**Stated task:** Restate the records below word for word.
═══ Source material ═══
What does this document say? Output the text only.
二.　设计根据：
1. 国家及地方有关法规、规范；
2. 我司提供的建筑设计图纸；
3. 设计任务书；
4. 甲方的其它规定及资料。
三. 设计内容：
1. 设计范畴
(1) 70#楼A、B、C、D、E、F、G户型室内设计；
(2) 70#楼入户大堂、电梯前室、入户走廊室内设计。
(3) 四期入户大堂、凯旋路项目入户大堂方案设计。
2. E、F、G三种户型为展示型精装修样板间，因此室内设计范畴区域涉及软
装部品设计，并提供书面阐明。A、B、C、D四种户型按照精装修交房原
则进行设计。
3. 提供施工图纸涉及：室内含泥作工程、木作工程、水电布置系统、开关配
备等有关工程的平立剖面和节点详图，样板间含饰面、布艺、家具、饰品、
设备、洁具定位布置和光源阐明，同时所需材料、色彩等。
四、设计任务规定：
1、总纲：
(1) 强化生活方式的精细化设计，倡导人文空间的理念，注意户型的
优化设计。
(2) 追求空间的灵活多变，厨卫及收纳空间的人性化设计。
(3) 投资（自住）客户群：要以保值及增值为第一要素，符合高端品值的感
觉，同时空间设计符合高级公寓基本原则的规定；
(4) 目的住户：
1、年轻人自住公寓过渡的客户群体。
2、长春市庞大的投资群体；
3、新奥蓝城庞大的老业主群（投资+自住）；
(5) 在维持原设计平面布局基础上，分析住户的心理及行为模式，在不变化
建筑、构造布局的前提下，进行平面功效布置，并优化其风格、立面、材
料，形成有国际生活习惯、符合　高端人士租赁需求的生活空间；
═══
**Solution for this exercise:**
What does this document say? Output the text only.
二.　设计根据：
1. 国家及地方有关法规、规范；
2. 我司提供的建筑设计图纸；
3. 设计任务书；
4. 甲方的其它规定及资料。
三. 设计内容：
1. 设计范畴
(1) 70#楼A、B、C、D、E、F、G户型室内设计；
(2) 70#楼入户大堂、电梯前室、入户走廊室内设计。
(3) 四期入户大堂、凯旋路项目入户大堂方案设计。
2. E、F、G三种户型为展示型精装修样板间，因此室内设计范畴区域涉及软
装部品设计，并提供书面阐明。A、B、C、D四种户型按照精装修交房原
则进行设计。
3. 提供施工图纸涉及：室内含泥作工程、木作工程、水电布置系统、开关配
备等有关工程的平立剖面和节点详图，样板间含饰面、布艺、家具、饰品、
设备、洁具定位布置和光源阐明，同时所需材料、色彩等。
四、设计任务规定：
1、总纲：
(1) 强化生活方式的精细化设计，倡导人文空间的理念，注意户型的
优化设计。
(2) 追求空间的灵活多变，厨卫及收纳空间的人性化设计。
(3) 投资（自住）客户群：要以保值及增值为第一要素，符合高端品值的感
觉，同时空间设计符合高级公寓基本原则的规定；
(4) 目的住户：
1、年轻人自住公寓过渡的客户群体。
2、长春市庞大的投资群体；
3、新奥蓝城庞大的老业主群（投资+自住）；
(5) 在维持原设计平面布局基础上，分析住户的心理及行为模式，在不变化
建筑、构造布局的前提下，进行平面功效布置，并优化其风格、立面、材
料，形成有国际生活习惯、符合　高端人士租赁需求的生活空间；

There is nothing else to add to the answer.